[Given instruction]
Repeat every line below exactly, word for word.

[Dataset excerpts]
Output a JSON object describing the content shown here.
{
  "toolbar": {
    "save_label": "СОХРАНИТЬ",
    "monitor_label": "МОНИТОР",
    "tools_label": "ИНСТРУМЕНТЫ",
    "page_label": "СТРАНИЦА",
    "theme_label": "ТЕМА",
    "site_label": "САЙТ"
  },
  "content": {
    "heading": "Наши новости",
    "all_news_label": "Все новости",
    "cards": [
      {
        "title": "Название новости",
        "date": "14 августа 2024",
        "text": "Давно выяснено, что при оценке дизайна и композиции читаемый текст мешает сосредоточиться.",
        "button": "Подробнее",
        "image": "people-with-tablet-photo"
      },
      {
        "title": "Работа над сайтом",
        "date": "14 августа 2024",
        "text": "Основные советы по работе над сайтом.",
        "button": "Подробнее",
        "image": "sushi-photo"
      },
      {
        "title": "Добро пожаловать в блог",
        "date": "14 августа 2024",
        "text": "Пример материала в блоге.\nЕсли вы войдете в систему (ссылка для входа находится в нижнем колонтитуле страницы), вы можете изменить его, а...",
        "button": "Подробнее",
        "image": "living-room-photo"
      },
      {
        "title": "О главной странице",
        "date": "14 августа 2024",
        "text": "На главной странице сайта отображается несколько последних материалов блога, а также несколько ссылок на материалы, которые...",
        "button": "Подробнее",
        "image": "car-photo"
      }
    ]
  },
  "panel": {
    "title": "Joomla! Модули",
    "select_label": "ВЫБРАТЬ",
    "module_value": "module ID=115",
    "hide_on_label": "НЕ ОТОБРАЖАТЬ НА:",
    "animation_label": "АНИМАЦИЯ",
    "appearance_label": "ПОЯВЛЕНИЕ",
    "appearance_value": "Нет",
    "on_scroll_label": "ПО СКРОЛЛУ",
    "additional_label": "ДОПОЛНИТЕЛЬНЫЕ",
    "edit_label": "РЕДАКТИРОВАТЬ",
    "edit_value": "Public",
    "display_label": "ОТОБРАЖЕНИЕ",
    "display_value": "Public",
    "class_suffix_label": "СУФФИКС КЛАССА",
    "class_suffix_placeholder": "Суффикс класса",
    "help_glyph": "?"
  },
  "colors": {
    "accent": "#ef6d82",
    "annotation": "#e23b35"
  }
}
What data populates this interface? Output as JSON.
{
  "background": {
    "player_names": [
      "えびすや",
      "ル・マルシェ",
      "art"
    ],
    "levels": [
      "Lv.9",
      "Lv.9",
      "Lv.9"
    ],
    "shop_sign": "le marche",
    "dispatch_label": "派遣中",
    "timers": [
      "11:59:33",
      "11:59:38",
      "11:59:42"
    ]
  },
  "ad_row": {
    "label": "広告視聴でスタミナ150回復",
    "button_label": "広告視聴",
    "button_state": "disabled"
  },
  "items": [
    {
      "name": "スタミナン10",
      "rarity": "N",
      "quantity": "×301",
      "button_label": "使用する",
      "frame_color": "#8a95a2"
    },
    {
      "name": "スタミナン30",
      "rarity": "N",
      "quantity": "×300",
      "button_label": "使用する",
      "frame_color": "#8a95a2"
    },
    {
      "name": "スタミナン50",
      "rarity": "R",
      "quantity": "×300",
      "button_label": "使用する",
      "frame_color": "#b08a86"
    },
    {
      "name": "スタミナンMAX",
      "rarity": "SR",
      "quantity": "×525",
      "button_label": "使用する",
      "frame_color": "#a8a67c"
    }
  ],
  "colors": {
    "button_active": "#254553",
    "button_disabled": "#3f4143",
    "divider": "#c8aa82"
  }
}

[Expected output]
Output a JSON object describing the content shown here.
{
  "toolbar": {
    "save_label": "СОХРАНИТЬ",
    "monitor_label": "МОНИТОР",
    "tools_label": "ИНСТРУМЕНТЫ",
    "page_label": "СТРАНИЦА",
    "theme_label": "ТЕМА",
    "site_label": "САЙТ"
  },
  "content": {
    "heading": "Наши новости",
    "all_news_label": "Все новости",
    "cards": [
      {
        "title": "Название новости",
        "date": "14 августа 2024",
        "text": "Давно выяснено, что при оценке дизайна и композиции читаемый текст мешает сосредоточиться.",
        "button": "Подробнее",
        "image": "people-with-tablet-photo"
      },
      {
        "title": "Работа над сайтом",
        "date": "14 августа 2024",
        "text": "Основные советы по работе над сайтом.",
        "button": "Подробнее",
        "image": "sushi-photo"
      },
      {
        "title": "Добро пожаловать в блог",
        "date": "14 августа 2024",
        "text": "Пример материала в блоге.\nЕсли вы войдете в систему (ссылка для входа находится в нижнем колонтитуле страницы), вы можете изменить его, а...",
        "button": "Подробнее",
        "image": "living-room-photo"
      },
      {
        "title": "О главной странице",
        "date": "14 августа 2024",
        "text": "На главной странице сайта отображается несколько последних материалов блога, а также несколько ссылок на материалы, которые...",
        "button": "Подробнее",
        "image": "car-photo"
      }
    ]
  },
  "panel": {
    "title": "Joomla! Модули",
    "select_label": "ВЫБРАТЬ",
    "module_value": "module ID=115",
    "hide_on_label": "НЕ ОТОБРАЖАТЬ НА:",
    "animation_label": "АНИМАЦИЯ",
    "appearance_label": "ПОЯВЛЕНИЕ",
    "appearance_value": "Нет",
    "on_scroll_label": "ПО СКРОЛЛУ",
    "additional_label": "ДОПОЛНИТЕЛЬНЫЕ",
    "edit_label": "РЕДАКТИРОВАТЬ",
    "edit_value": "Public",
    "display_label": "ОТОБРАЖЕНИЕ",
    "display_value": "Public",
    "class_suffix_label": "СУФФИКС КЛАССА",
    "class_suffix_placeholder": "Суффикс класса",
    "help_glyph": "?"
  },
  "colors": {
    "accent": "#ef6d82",
    "annotation": "#e23b35"
  }
}
What data populates this interface? Output as JSON.
{
  "background": {
    "player_names": [
      "えびすや",
      "ル・マルシェ",
      "art"
    ],
    "levels": [
      "Lv.9",
      "Lv.9",
      "Lv.9"
    ],
    "shop_sign": "le marche",
    "dispatch_label": "派遣中",
    "timers": [
      "11:59:33",
      "11:59:38",
      "11:59:42"
    ]
  },
  "ad_row": {
    "label": "広告視聴でスタミナ150回復",
    "button_label": "広告視聴",
    "button_state": "disabled"
  },
  "items": [
    {
      "name": "スタミナン10",
      "rarity": "N",
      "quantity": "×301",
      "button_label": "使用する",
      "frame_color": "#8a95a2"
    },
    {
      "name": "スタミナン30",
      "rarity": "N",
      "quantity": "×300",
      "button_label": "使用する",
      "frame_color": "#8a95a2"
    },
    {
      "name": "スタミナン50",
      "rarity": "R",
      "quantity": "×300",
      "button_label": "使用する",
      "frame_color": "#b08a86"
    },
    {
      "name": "スタミナンMAX",
      "rarity": "SR",
      "quantity": "×525",
      "button_label": "使用する",
      "frame_color": "#a8a67c"
    }
  ],
  "colors": {
    "button_active": "#254553",
    "button_disabled": "#3f4143",
    "divider": "#c8aa82"
  }
}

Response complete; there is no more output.